::: STORED DATA

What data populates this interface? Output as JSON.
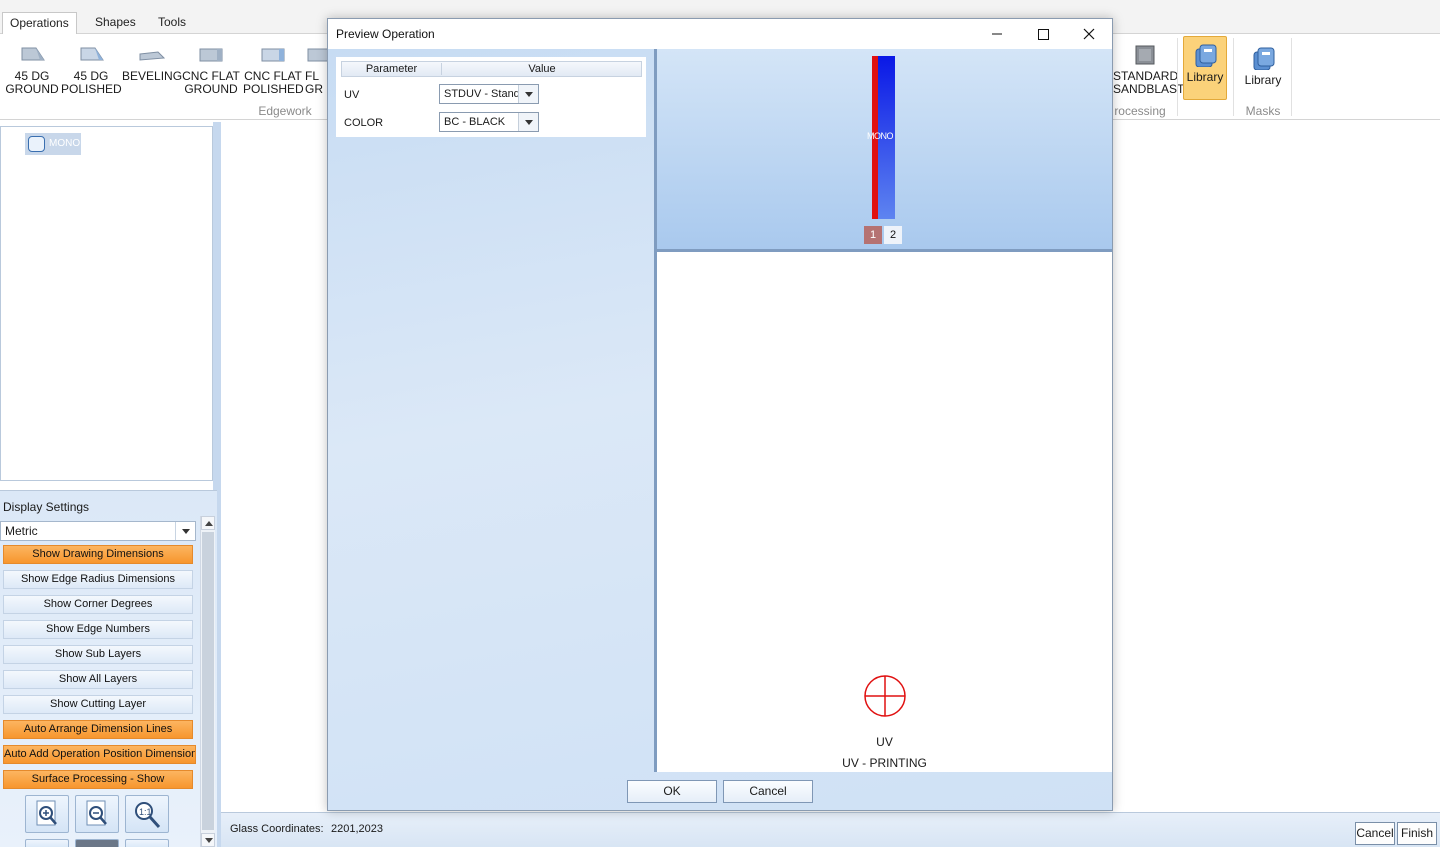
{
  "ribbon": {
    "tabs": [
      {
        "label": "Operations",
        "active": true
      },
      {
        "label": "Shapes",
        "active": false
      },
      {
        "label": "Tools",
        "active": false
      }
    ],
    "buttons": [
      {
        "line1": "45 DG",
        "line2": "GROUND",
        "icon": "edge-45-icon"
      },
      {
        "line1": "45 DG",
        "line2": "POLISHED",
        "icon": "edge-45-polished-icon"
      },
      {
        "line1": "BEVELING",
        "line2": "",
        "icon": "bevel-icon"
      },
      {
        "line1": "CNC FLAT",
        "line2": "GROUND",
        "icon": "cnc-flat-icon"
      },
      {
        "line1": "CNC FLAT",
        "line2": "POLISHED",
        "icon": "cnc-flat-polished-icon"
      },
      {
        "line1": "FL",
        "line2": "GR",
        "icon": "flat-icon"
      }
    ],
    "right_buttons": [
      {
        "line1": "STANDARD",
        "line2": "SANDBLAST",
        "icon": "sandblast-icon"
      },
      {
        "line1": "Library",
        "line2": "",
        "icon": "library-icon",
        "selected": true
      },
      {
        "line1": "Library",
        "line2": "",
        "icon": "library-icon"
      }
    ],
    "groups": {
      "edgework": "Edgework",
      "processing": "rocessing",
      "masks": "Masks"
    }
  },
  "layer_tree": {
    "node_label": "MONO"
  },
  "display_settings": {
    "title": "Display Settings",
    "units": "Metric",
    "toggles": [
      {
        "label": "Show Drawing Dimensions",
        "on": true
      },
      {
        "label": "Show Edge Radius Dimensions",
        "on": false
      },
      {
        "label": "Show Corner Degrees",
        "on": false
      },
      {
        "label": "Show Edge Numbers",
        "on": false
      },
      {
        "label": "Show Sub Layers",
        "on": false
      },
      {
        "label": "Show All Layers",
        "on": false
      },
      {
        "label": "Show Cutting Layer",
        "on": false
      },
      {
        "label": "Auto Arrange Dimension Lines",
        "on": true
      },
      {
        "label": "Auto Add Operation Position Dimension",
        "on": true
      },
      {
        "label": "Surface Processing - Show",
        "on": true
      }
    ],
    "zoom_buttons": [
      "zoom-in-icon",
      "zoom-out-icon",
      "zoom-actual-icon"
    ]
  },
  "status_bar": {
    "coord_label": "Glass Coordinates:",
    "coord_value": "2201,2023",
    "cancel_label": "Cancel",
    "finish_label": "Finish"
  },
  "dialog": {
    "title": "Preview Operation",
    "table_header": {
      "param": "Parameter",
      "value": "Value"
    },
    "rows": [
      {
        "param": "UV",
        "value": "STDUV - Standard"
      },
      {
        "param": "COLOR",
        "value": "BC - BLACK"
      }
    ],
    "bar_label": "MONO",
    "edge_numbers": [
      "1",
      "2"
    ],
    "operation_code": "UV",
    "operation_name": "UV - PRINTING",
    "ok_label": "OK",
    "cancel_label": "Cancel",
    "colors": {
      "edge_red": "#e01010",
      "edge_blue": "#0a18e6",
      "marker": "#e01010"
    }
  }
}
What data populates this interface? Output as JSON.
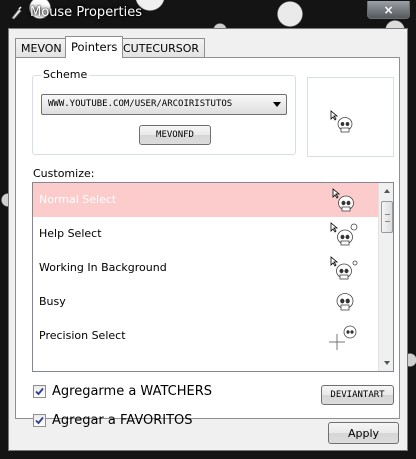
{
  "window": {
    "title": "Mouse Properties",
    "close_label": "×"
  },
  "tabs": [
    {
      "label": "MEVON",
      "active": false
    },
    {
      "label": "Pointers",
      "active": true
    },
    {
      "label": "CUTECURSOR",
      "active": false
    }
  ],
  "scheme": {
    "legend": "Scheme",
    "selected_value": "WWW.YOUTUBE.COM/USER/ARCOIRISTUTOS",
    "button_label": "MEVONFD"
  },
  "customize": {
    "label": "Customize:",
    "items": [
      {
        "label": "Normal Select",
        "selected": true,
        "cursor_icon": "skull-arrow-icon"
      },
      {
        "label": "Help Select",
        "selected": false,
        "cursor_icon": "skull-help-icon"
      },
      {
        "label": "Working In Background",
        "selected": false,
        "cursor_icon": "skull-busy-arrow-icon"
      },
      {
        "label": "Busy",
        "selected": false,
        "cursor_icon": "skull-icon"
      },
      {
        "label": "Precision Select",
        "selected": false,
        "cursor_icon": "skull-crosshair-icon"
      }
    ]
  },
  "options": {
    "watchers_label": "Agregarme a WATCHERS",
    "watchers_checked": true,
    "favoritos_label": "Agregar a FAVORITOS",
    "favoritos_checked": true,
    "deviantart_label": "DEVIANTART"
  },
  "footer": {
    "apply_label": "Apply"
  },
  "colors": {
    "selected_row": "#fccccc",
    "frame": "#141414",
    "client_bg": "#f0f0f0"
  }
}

::::::
::: STORED DATA

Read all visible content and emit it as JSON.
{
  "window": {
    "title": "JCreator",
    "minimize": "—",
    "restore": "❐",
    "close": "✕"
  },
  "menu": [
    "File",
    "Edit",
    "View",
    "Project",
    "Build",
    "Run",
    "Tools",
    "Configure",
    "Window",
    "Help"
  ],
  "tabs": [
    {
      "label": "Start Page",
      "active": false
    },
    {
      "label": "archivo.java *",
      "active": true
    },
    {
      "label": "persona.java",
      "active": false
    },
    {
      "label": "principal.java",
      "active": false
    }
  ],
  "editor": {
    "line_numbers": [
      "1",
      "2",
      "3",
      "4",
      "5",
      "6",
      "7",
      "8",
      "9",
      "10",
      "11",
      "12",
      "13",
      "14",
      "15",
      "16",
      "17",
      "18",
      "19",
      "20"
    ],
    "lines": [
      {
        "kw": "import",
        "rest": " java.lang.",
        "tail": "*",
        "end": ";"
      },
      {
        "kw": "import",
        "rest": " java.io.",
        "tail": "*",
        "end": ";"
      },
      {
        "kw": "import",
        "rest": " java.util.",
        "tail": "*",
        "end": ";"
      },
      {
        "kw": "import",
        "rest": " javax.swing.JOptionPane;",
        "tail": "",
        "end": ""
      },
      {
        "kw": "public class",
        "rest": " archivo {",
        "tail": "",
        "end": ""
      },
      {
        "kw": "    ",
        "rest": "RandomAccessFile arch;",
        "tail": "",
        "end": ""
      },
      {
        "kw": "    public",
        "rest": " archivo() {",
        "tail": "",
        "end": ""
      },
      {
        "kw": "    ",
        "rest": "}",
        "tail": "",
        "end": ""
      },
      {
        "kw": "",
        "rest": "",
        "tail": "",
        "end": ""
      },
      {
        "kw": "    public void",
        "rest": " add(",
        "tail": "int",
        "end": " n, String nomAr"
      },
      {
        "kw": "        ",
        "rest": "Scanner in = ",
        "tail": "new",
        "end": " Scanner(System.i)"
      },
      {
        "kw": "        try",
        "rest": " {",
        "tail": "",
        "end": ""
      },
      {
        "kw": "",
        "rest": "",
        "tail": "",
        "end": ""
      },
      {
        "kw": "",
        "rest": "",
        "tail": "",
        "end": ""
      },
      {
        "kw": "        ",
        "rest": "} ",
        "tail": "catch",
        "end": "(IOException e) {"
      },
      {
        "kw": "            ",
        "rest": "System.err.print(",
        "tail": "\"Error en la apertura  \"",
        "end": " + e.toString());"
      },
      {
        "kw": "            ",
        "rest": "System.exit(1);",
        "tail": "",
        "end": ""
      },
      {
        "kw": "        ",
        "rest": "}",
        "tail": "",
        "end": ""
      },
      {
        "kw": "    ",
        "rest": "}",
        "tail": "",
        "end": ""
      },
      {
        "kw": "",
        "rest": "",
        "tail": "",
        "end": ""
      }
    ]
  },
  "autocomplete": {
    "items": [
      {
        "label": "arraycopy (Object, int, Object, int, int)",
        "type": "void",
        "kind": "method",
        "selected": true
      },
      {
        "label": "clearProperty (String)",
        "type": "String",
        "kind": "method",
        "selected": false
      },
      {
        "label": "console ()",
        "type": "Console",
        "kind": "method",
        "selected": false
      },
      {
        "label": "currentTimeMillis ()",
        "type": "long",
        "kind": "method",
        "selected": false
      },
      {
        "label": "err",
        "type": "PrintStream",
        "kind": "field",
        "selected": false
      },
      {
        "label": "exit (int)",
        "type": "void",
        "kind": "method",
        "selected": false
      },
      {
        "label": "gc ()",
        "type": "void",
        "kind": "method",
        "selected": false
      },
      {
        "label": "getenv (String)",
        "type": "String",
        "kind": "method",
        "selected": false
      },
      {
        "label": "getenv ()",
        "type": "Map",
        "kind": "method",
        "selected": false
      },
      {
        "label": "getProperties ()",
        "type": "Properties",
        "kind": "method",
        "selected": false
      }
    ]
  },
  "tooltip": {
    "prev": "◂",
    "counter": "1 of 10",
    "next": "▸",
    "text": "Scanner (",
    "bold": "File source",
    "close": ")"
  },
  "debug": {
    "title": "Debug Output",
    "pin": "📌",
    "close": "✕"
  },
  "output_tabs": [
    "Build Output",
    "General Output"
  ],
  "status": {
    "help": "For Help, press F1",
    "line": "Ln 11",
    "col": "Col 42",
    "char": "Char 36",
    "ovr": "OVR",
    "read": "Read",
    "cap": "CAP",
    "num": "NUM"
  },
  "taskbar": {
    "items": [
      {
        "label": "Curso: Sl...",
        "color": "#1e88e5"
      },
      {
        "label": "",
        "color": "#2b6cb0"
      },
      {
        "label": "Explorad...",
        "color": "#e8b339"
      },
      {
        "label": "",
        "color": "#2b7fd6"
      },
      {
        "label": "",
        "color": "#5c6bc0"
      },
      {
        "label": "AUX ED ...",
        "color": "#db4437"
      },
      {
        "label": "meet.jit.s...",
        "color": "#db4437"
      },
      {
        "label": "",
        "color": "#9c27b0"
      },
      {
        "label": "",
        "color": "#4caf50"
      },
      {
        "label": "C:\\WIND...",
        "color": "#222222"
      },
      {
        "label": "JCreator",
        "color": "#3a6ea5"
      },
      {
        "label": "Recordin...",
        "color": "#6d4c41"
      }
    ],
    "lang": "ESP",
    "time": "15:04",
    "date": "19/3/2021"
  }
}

::::::

→ **TASK DIRECTIONS**
Return all lines of the material above in which the word "Show" occurs.

→ **WRITTEN REPLY**
        "label": "Show Drawing Dimensions",
        "label": "Show Edge Radius Dimensions",
        "label": "Show Corner Degrees",
        "label": "Show Edge Numbers",
        "label": "Show Sub Layers",
        "label": "Show All Layers",
        "label": "Show Cutting Layer",
        "label": "Surface Processing - Show",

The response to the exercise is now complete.